**Set exercise:**
Search the data below for "製造番号"; list each line that holds it.
— Begin Recorded data —
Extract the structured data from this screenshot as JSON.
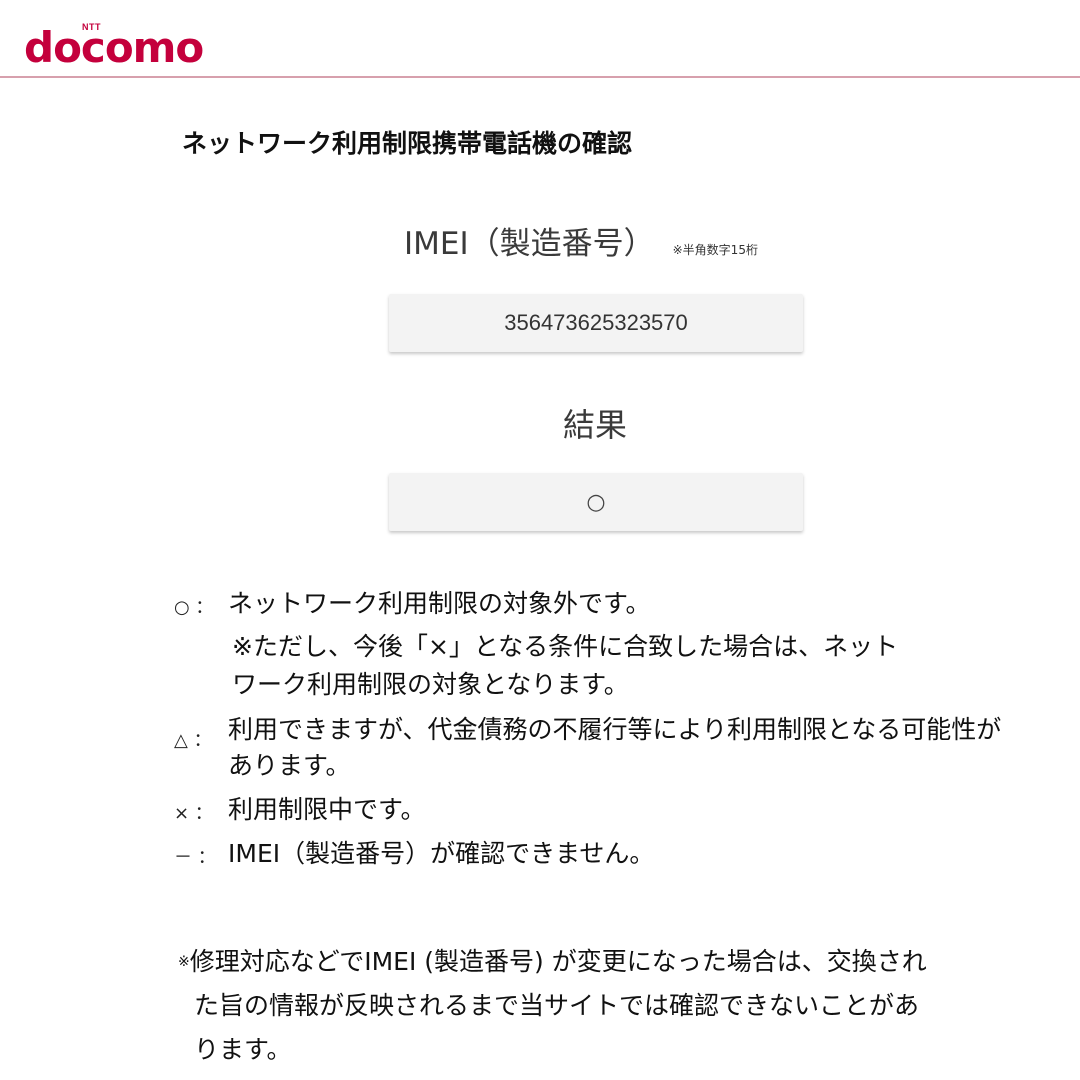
{
  "logo": {
    "ntt": "NTT",
    "brand": "docomo",
    "color": "#c4003c"
  },
  "page_title": "ネットワーク利用制限携帯電話機の確認",
  "imei": {
    "label": "IMEI（製造番号）",
    "note": "※半角数字15桁",
    "value": "356473625323570"
  },
  "result": {
    "label": "結果",
    "value": "○"
  },
  "legend": [
    {
      "symbol": "○ ：",
      "text": "ネットワーク利用制限の対象外です。",
      "sub": [
        "※ただし、今後「×」となる条件に合致した場合は、ネット",
        "ワーク利用制限の対象となります。"
      ]
    },
    {
      "symbol": "△ ：",
      "text": "利用できますが、代金債務の不履行等により利用制限となる可能性があります。"
    },
    {
      "symbol": "× ：",
      "text": "利用制限中です。"
    },
    {
      "symbol": "－ ：",
      "text": "IMEI（製造番号）が確認できません。"
    }
  ],
  "footnote": {
    "mark": "※",
    "line1": "修理対応などでIMEI (製造番号) が変更になった場合は、交換され",
    "line2": "た旨の情報が反映されるまで当サイトでは確認できないことがあ",
    "line3": "ります。"
  }
}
— End Recorded data —
**Solution to this exercise:**
    "label": "IMEI（製造番号）",
      "text": "IMEI（製造番号）が確認できません。"
    "line1": "修理対応などでIMEI (製造番号) が変更になった場合は、交換され",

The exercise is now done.